The entries below should be transcribed in their entirety, exactly as written.

:: DATA FOR THIS EXERCISE

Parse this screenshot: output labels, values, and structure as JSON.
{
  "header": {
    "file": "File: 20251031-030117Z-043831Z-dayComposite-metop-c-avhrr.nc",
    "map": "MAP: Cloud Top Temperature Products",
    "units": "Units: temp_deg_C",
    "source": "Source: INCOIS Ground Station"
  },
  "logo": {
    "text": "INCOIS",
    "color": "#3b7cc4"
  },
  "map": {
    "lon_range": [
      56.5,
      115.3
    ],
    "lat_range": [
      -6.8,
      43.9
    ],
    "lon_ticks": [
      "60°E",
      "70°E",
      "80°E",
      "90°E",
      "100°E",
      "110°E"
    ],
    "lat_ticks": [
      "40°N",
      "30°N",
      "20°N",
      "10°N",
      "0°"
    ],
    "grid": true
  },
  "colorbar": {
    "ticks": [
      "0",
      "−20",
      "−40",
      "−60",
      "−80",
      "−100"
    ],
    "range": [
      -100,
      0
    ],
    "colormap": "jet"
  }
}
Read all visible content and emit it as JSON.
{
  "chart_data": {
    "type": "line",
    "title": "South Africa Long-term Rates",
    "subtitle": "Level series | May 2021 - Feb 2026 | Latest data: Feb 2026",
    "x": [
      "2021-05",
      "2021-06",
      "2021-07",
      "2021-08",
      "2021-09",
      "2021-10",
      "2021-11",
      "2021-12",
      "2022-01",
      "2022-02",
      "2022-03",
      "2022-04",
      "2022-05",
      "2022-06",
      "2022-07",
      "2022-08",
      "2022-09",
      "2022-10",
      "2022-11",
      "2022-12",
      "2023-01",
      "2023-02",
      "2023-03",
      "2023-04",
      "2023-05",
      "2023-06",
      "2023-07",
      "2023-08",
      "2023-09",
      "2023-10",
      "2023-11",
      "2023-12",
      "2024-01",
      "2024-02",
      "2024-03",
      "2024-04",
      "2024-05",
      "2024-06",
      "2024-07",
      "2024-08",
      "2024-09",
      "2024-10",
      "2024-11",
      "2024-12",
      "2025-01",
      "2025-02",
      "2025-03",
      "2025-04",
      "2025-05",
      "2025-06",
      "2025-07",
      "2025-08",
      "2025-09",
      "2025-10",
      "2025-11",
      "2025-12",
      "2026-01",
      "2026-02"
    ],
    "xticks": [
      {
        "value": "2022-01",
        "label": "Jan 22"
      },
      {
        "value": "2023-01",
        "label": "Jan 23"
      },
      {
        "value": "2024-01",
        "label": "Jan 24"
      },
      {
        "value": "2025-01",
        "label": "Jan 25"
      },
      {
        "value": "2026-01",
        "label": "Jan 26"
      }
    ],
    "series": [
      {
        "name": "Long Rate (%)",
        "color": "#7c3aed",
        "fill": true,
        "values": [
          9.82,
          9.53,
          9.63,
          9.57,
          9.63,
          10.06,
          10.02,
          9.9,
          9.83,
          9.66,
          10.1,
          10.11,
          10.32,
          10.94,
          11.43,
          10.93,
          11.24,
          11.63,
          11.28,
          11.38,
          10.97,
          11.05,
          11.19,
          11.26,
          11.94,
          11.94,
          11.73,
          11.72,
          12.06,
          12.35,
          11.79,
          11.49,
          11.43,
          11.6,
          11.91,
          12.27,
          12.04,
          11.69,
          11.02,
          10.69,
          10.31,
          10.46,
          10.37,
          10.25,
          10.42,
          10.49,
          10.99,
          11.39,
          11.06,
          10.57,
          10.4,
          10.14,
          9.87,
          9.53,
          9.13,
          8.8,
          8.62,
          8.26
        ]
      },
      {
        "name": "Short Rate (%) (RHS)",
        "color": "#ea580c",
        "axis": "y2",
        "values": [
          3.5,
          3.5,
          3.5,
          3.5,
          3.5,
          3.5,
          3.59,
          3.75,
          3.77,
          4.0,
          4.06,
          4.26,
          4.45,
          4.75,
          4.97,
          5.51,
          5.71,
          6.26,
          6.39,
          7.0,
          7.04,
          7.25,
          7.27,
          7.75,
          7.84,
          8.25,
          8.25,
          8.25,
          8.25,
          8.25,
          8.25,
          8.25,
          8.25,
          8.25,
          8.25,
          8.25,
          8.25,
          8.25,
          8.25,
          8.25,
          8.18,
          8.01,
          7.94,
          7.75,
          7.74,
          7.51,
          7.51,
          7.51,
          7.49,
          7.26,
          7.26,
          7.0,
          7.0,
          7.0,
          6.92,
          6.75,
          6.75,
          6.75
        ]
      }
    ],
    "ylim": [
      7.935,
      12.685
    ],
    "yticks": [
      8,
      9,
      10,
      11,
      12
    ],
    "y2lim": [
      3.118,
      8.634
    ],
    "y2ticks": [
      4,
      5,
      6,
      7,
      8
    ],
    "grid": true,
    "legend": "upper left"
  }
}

::::

• **WRITTEN ANSWER**:
Parse this screenshot: output labels, values, and structure as JSON.
{
  "header": {
    "file": "File: 20251031-030117Z-043831Z-dayComposite-metop-c-avhrr.nc",
    "map": "MAP: Cloud Top Temperature Products",
    "units": "Units: temp_deg_C",
    "source": "Source: INCOIS Ground Station"
  },
  "logo": {
    "text": "INCOIS",
    "color": "#3b7cc4"
  },
  "map": {
    "lon_range": [
      56.5,
      115.3
    ],
    "lat_range": [
      -6.8,
      43.9
    ],
    "lon_ticks": [
      "60°E",
      "70°E",
      "80°E",
      "90°E",
      "100°E",
      "110°E"
    ],
    "lat_ticks": [
      "40°N",
      "30°N",
      "20°N",
      "10°N",
      "0°"
    ],
    "grid": true
  },
  "colorbar": {
    "ticks": [
      "0",
      "−20",
      "−40",
      "−60",
      "−80",
      "−100"
    ],
    "range": [
      -100,
      0
    ],
    "colormap": "jet"
  }
}
Read all visible content and emit it as JSON.
{
  "chart_data": {
    "type": "line",
    "title": "South Africa Long-term Rates",
    "subtitle": "Level series | May 2021 - Feb 2026 | Latest data: Feb 2026",
    "x": [
      "2021-05",
      "2021-06",
      "2021-07",
      "2021-08",
      "2021-09",
      "2021-10",
      "2021-11",
      "2021-12",
      "2022-01",
      "2022-02",
      "2022-03",
      "2022-04",
      "2022-05",
      "2022-06",
      "2022-07",
      "2022-08",
      "2022-09",
      "2022-10",
      "2022-11",
      "2022-12",
      "2023-01",
      "2023-02",
      "2023-03",
      "2023-04",
      "2023-05",
      "2023-06",
      "2023-07",
      "2023-08",
      "2023-09",
      "2023-10",
      "2023-11",
      "2023-12",
      "2024-01",
      "2024-02",
      "2024-03",
      "2024-04",
      "2024-05",
      "2024-06",
      "2024-07",
      "2024-08",
      "2024-09",
      "2024-10",
      "2024-11",
      "2024-12",
      "2025-01",
      "2025-02",
      "2025-03",
      "2025-04",
      "2025-05",
      "2025-06",
      "2025-07",
      "2025-08",
      "2025-09",
      "2025-10",
      "2025-11",
      "2025-12",
      "2026-01",
      "2026-02"
    ],
    "xticks": [
      {
        "value": "2022-01",
        "label": "Jan 22"
      },
      {
        "value": "2023-01",
        "label": "Jan 23"
      },
      {
        "value": "2024-01",
        "label": "Jan 24"
      },
      {
        "value": "2025-01",
        "label": "Jan 25"
      },
      {
        "value": "2026-01",
        "label": "Jan 26"
      }
    ],
    "series": [
      {
        "name": "Long Rate (%)",
        "color": "#7c3aed",
        "fill": true,
        "values": [
          9.82,
          9.53,
          9.63,
          9.57,
          9.63,
          10.06,
          10.02,
          9.9,
          9.83,
          9.66,
          10.1,
          10.11,
          10.32,
          10.94,
          11.43,
          10.93,
          11.24,
          11.63,
          11.28,
          11.38,
          10.97,
          11.05,
          11.19,
          11.26,
          11.94,
          11.94,
          11.73,
          11.72,
          12.06,
          12.35,
          11.79,
          11.49,
          11.43,
          11.6,
          11.91,
          12.27,
          12.04,
          11.69,
          11.02,
          10.69,
          10.31,
          10.46,
          10.37,
          10.25,
          10.42,
          10.49,
          10.99,
          11.39,
          11.06,
          10.57,
          10.4,
          10.14,
          9.87,
          9.53,
          9.13,
          8.8,
          8.62,
          8.26
        ]
      },
      {
        "name": "Short Rate (%) (RHS)",
        "color": "#ea580c",
        "axis": "y2",
        "values": [
          3.5,
          3.5,
          3.5,
          3.5,
          3.5,
          3.5,
          3.59,
          3.75,
          3.77,
          4.0,
          4.06,
          4.26,
          4.45,
          4.75,
          4.97,
          5.51,
          5.71,
          6.26,
          6.39,
          7.0,
          7.04,
          7.25,
          7.27,
          7.75,
          7.84,
          8.25,
          8.25,
          8.25,
          8.25,
          8.25,
          8.25,
          8.25,
          8.25,
          8.25,
          8.25,
          8.25,
          8.25,
          8.25,
          8.25,
          8.25,
          8.18,
          8.01,
          7.94,
          7.75,
          7.74,
          7.51,
          7.51,
          7.51,
          7.49,
          7.26,
          7.26,
          7.0,
          7.0,
          7.0,
          6.92,
          6.75,
          6.75,
          6.75
        ]
      }
    ],
    "ylim": [
      7.935,
      12.685
    ],
    "yticks": [
      8,
      9,
      10,
      11,
      12
    ],
    "y2lim": [
      3.118,
      8.634
    ],
    "y2ticks": [
      4,
      5,
      6,
      7,
      8
    ],
    "grid": true,
    "legend": "upper left"
  }
}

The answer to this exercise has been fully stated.